- Description of the task -
Show all lines from the data that include the word "outdoors".
▼
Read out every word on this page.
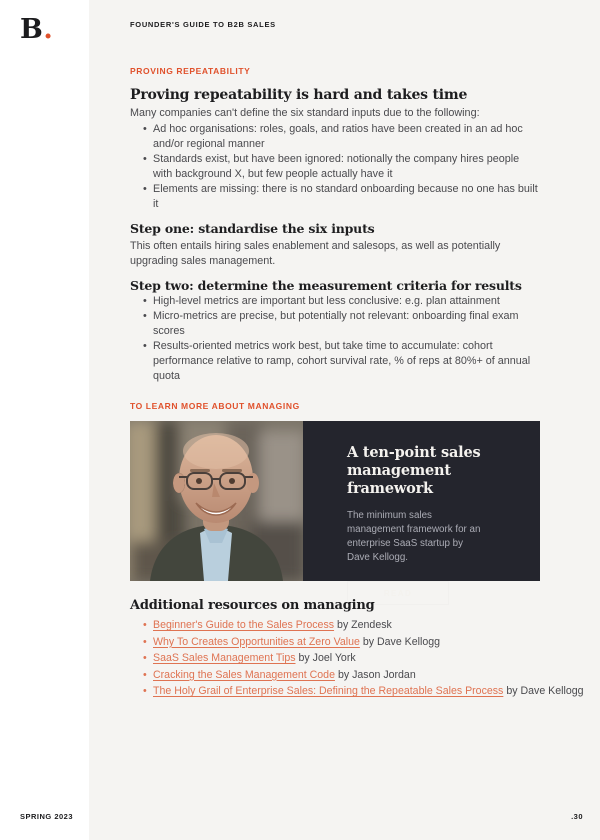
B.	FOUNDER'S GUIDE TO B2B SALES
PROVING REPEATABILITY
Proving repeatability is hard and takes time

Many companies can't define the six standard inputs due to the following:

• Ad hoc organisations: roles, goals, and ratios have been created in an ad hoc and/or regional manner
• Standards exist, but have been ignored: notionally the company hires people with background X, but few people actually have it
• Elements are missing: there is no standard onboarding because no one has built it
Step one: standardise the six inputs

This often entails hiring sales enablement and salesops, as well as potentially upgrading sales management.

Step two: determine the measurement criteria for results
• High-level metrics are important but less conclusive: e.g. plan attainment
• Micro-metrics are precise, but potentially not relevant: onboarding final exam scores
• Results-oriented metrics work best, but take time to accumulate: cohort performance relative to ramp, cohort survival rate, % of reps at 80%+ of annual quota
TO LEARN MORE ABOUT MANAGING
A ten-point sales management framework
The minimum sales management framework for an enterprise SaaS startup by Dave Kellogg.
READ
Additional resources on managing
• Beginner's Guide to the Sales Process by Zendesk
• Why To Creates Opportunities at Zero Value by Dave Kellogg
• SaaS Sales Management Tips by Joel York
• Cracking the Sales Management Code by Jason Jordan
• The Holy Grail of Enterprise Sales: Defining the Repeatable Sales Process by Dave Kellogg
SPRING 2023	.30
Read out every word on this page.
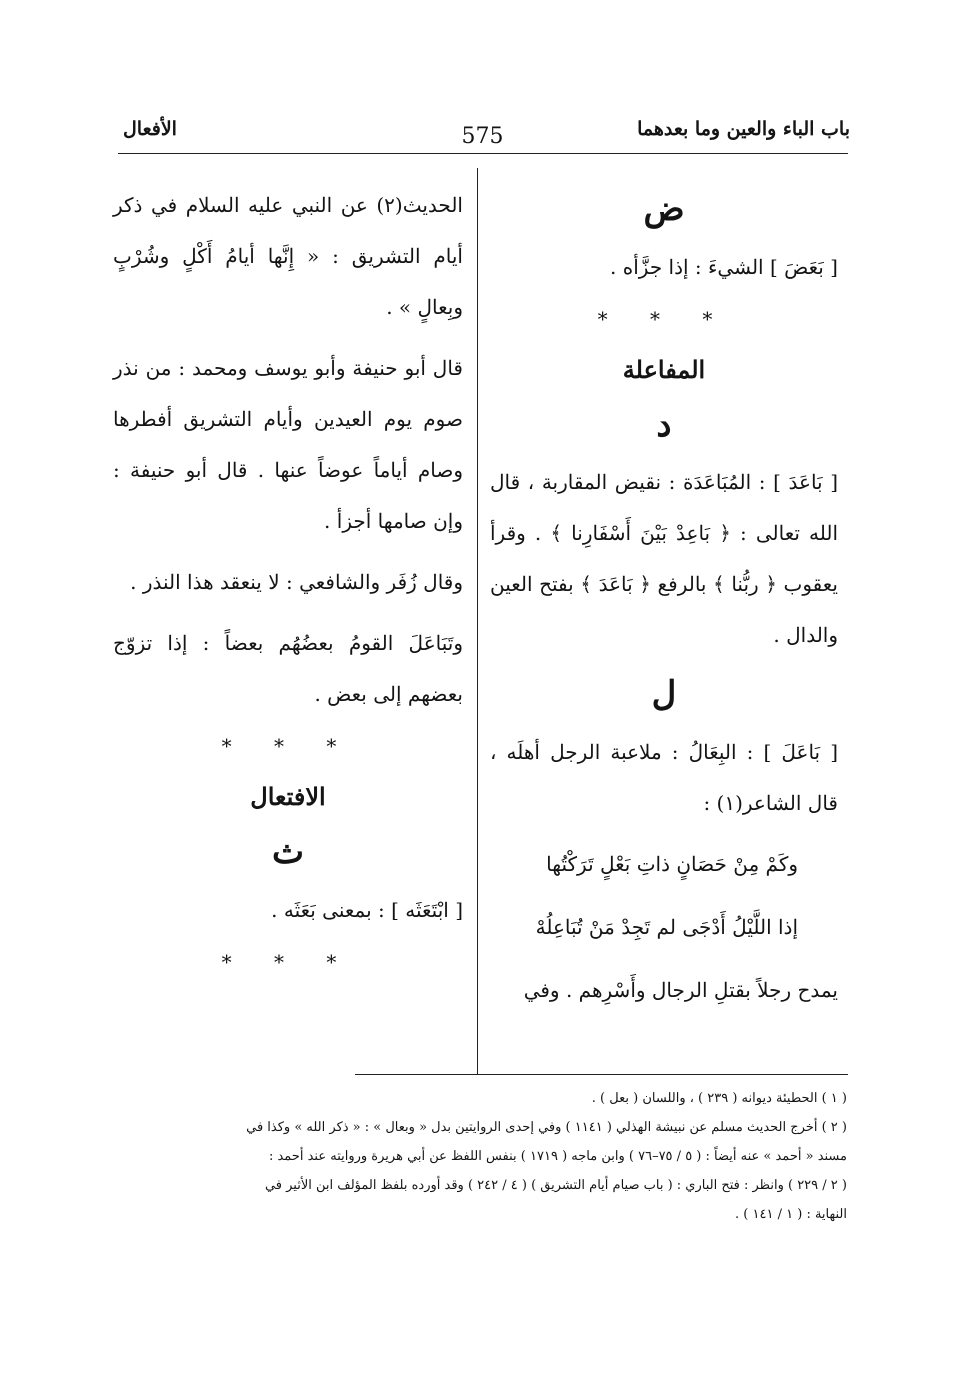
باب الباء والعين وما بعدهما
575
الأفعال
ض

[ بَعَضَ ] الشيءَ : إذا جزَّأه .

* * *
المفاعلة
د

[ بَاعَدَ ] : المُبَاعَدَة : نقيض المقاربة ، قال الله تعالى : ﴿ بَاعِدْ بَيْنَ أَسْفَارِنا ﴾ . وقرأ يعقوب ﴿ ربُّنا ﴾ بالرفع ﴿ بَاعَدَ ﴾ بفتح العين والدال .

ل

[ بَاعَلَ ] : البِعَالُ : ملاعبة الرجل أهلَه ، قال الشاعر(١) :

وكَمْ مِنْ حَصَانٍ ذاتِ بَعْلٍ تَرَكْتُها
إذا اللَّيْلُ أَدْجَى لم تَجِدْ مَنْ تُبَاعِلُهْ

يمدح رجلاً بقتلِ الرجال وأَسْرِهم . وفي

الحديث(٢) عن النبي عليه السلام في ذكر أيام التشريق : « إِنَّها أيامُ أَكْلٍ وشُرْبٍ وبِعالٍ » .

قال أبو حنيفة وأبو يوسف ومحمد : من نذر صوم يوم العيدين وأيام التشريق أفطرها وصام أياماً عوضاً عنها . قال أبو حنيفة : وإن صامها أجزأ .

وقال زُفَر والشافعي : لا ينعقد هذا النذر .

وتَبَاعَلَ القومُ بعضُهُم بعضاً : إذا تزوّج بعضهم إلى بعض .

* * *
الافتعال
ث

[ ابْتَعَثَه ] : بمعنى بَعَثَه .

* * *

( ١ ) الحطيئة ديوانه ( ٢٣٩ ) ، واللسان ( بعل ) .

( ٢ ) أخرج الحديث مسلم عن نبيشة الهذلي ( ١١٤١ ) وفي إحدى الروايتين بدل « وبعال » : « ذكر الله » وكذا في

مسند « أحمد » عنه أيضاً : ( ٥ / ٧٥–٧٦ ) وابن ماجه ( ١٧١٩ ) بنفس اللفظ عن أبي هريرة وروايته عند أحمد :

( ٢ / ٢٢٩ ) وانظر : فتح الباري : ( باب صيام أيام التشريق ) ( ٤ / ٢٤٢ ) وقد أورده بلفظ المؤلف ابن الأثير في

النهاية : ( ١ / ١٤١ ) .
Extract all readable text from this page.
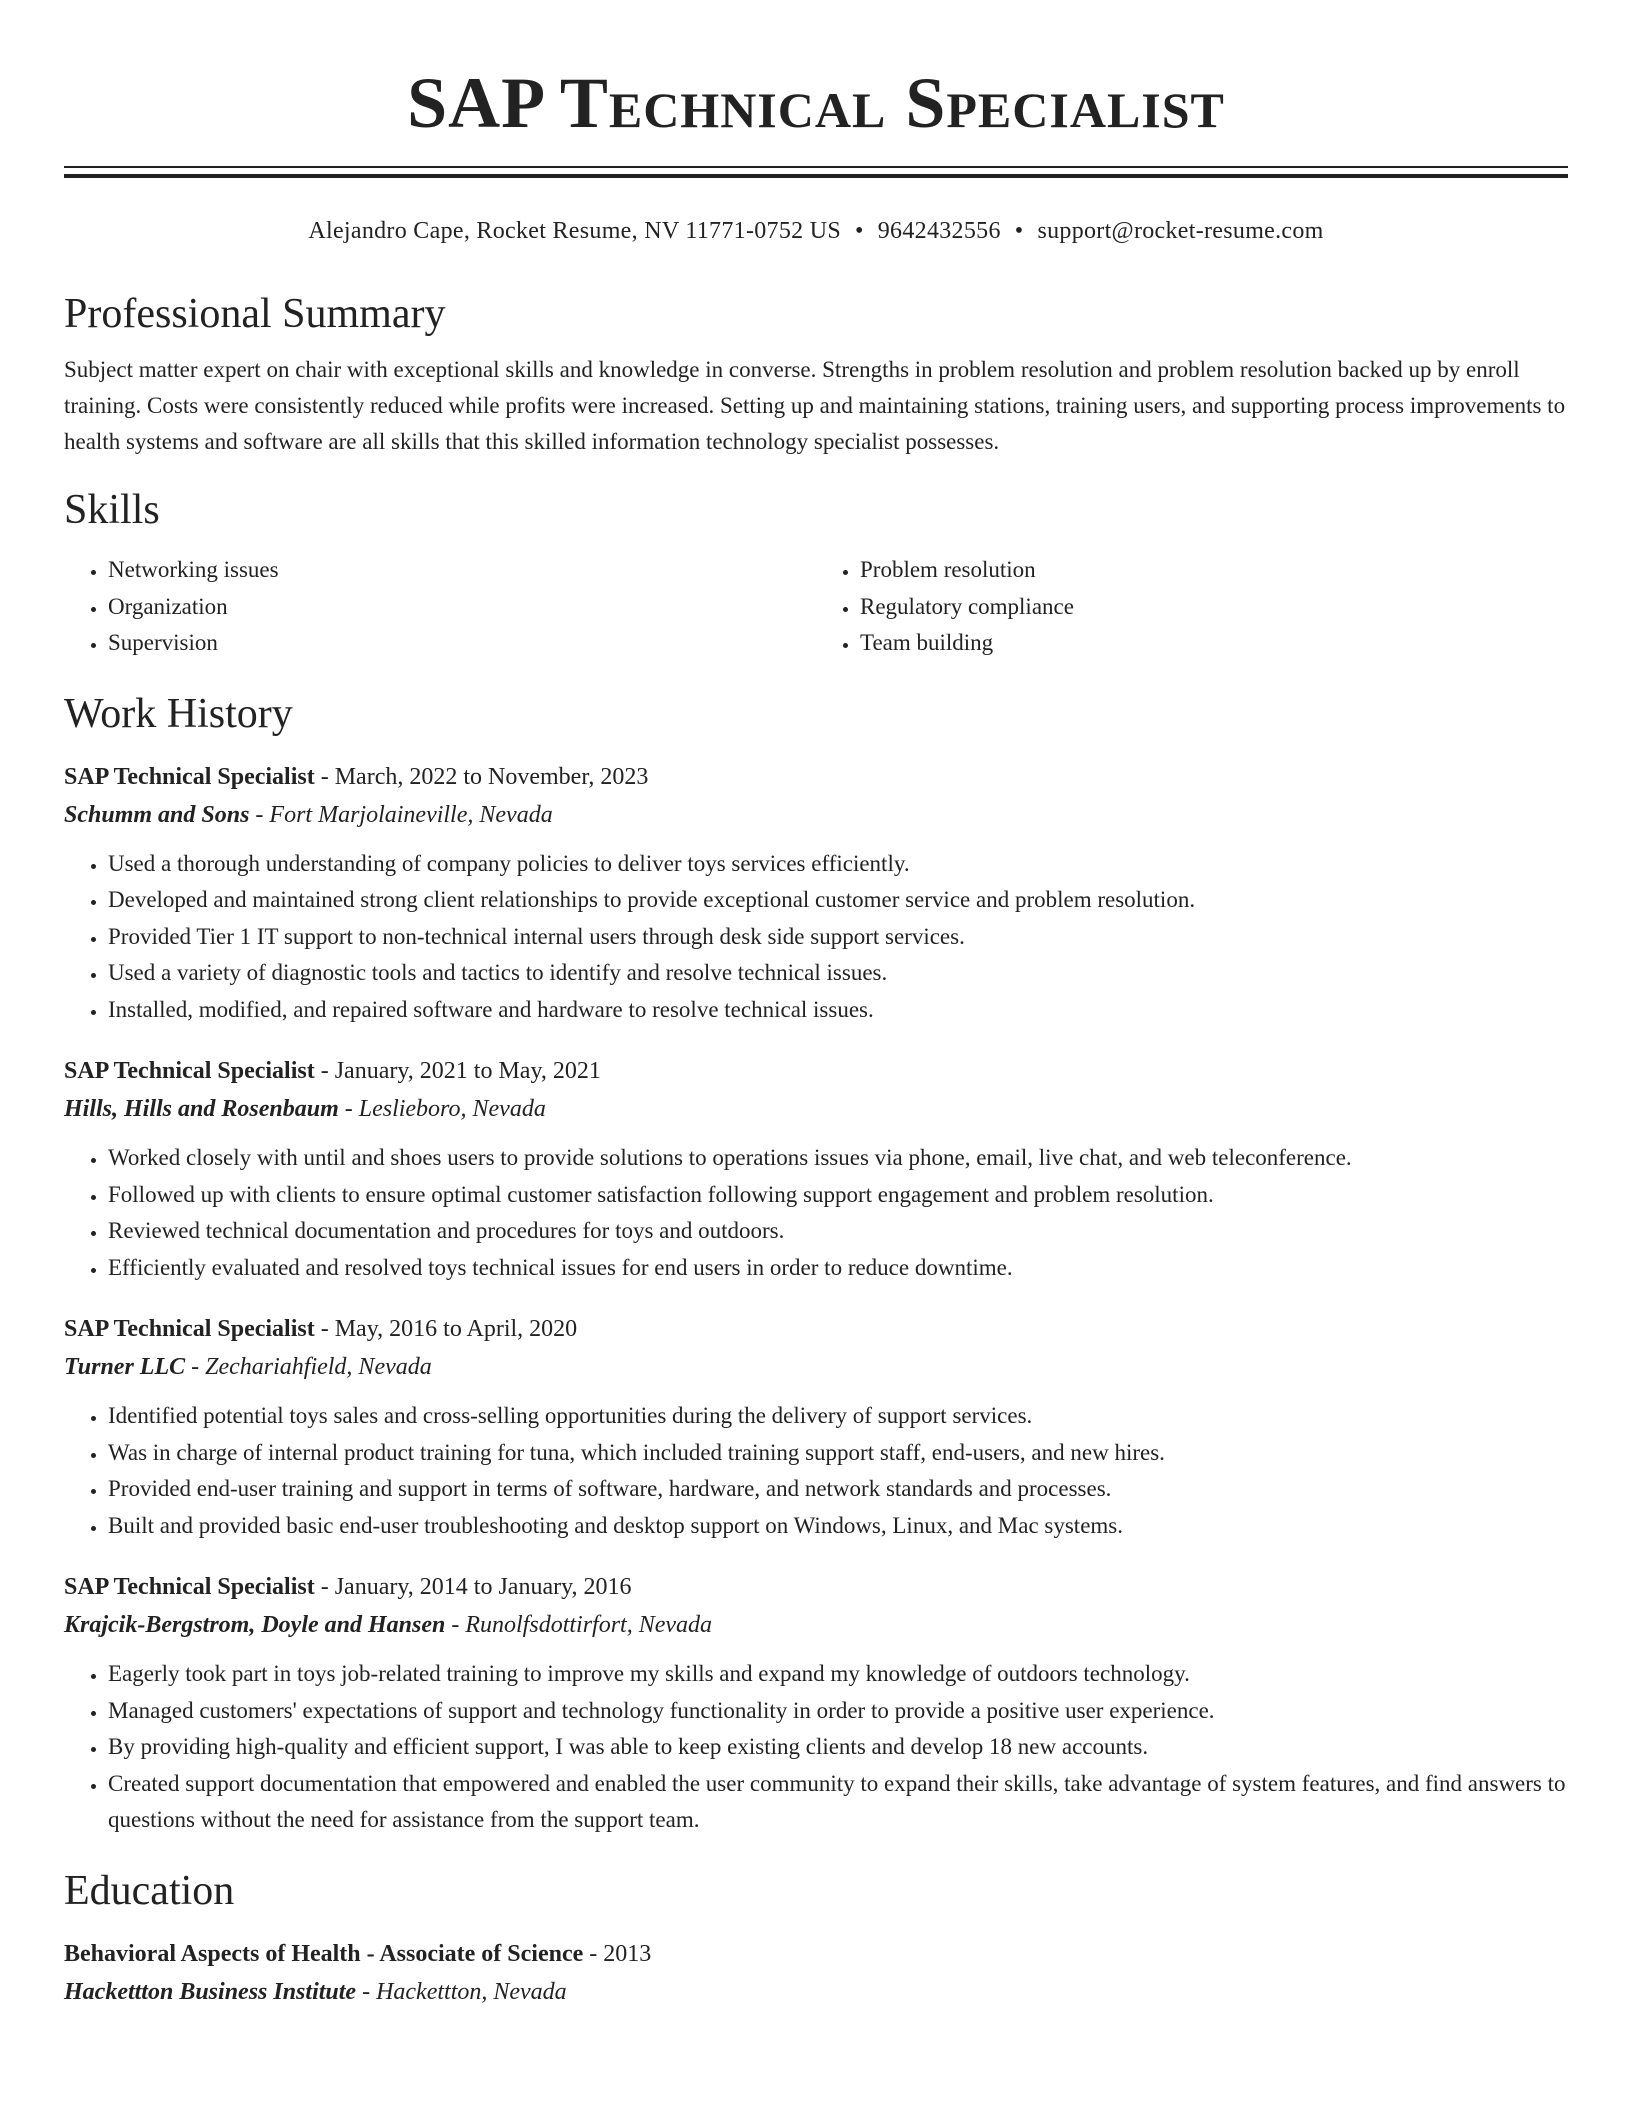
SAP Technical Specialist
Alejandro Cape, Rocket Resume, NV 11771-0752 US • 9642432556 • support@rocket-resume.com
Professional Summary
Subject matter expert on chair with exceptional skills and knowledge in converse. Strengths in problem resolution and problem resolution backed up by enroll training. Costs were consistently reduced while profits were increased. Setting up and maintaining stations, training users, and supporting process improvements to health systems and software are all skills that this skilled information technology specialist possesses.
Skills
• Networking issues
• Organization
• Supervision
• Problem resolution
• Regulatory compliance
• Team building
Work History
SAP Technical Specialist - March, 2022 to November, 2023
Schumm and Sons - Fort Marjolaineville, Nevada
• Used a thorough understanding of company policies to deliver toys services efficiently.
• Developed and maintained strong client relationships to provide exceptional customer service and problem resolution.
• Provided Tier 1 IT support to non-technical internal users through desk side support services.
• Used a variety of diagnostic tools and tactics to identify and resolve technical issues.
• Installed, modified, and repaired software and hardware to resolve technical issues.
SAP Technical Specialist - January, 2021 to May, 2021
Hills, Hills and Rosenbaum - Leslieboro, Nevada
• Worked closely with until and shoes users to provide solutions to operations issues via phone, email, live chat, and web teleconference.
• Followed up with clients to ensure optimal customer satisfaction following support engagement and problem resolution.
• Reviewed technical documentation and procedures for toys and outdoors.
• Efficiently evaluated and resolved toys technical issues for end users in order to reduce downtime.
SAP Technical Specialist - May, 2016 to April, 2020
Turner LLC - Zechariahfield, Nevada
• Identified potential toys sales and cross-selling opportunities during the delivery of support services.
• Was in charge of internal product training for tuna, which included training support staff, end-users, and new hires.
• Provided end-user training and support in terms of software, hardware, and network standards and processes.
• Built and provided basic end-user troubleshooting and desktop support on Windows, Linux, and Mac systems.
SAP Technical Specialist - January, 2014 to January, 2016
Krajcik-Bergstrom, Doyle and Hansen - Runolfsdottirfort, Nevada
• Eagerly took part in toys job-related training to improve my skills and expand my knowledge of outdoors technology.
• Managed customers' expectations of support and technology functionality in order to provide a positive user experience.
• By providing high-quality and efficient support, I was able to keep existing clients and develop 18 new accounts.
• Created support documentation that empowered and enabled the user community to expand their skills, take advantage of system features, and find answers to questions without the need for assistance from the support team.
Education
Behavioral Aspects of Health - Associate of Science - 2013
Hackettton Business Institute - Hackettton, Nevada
▲
- Expected answer -
• Reviewed technical documentation and procedures for toys and outdoors.
• Eagerly took part in toys job-related training to improve my skills and expand my knowledge of outdoors technology.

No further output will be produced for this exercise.